Supplied data:
* * *

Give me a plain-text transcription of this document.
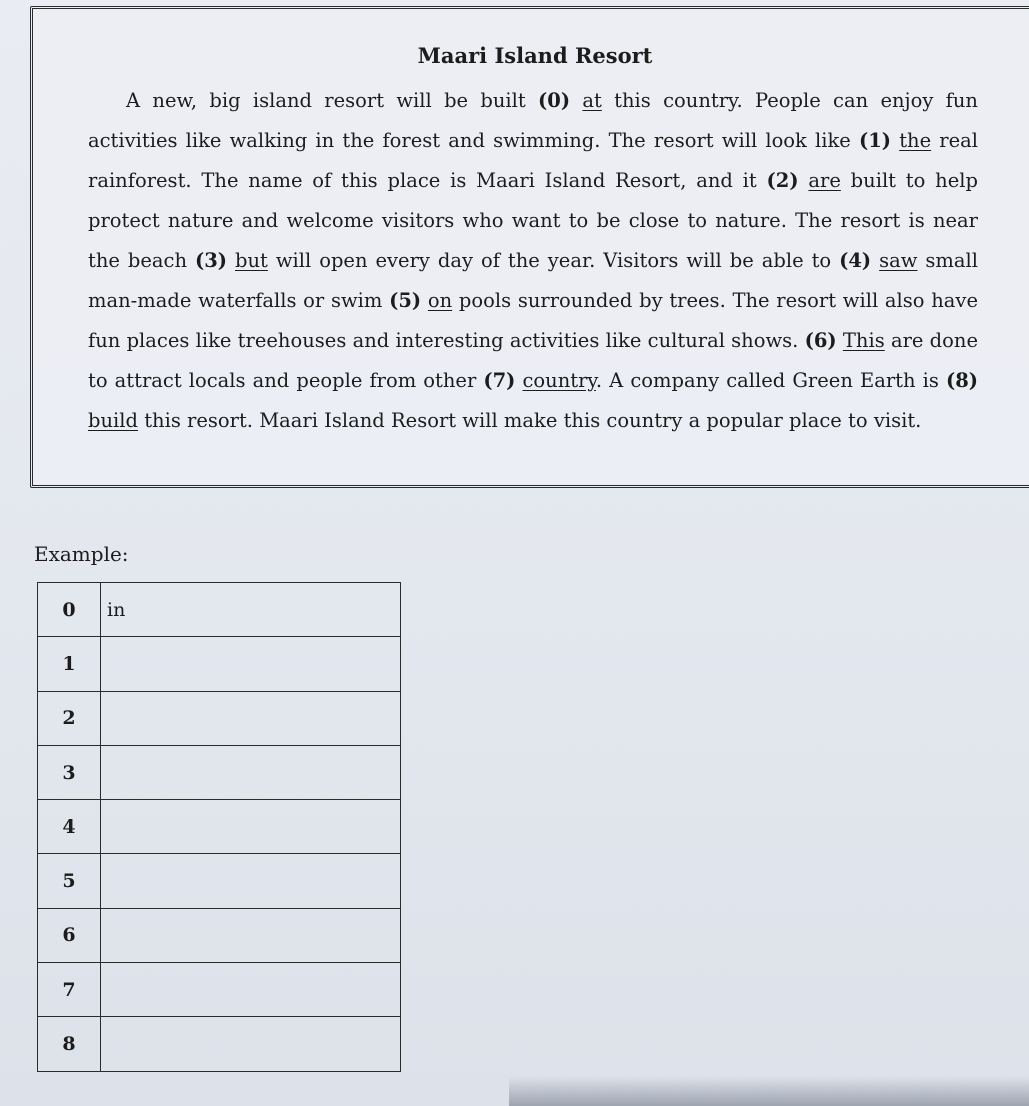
Maari Island Resort
A new, big island resort will be built (0) at this country. People can enjoy fun activities like walking in the forest and swimming. The resort will look like (1) the real rainforest. The name of this place is Maari Island Resort, and it (2) are built to help protect nature and welcome visitors who want to be close to nature. The resort is near the beach (3) but will open every day of the year. Visitors will be able to (4) saw small man-made waterfalls or swim (5) on pools surrounded by trees. The resort will also have fun places like treehouses and interesting activities like cultural shows. (6) This are done to attract locals and people from other (7) country. A company called Green Earth is (8) build this resort. Maari Island Resort will make this country a popular place to visit.
Example:
0	in
1	
2	
3	
4	
5	
6	
7	
8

* * *

The records above are to be reproduced exactly; the pictures are to be left out.

Right answer:
Give me a plain-text transcription of this document.
Maari Island Resort
A new, big island resort will be built (0) at this country. People can enjoy fun activities like walking in the forest and swimming. The resort will look like (1) the real rainforest. The name of this place is Maari Island Resort, and it (2) are built to help protect nature and welcome visitors who want to be close to nature. The resort is near the beach (3) but will open every day of the year. Visitors will be able to (4) saw small man-made waterfalls or swim (5) on pools surrounded by trees. The resort will also have fun places like treehouses and interesting activities like cultural shows. (6) This are done to attract locals and people from other (7) country. A company called Green Earth is (8) build this resort. Maari Island Resort will make this country a popular place to visit.
Example:
0	in
1	
2	
3	
4	
5	
6	
7	
8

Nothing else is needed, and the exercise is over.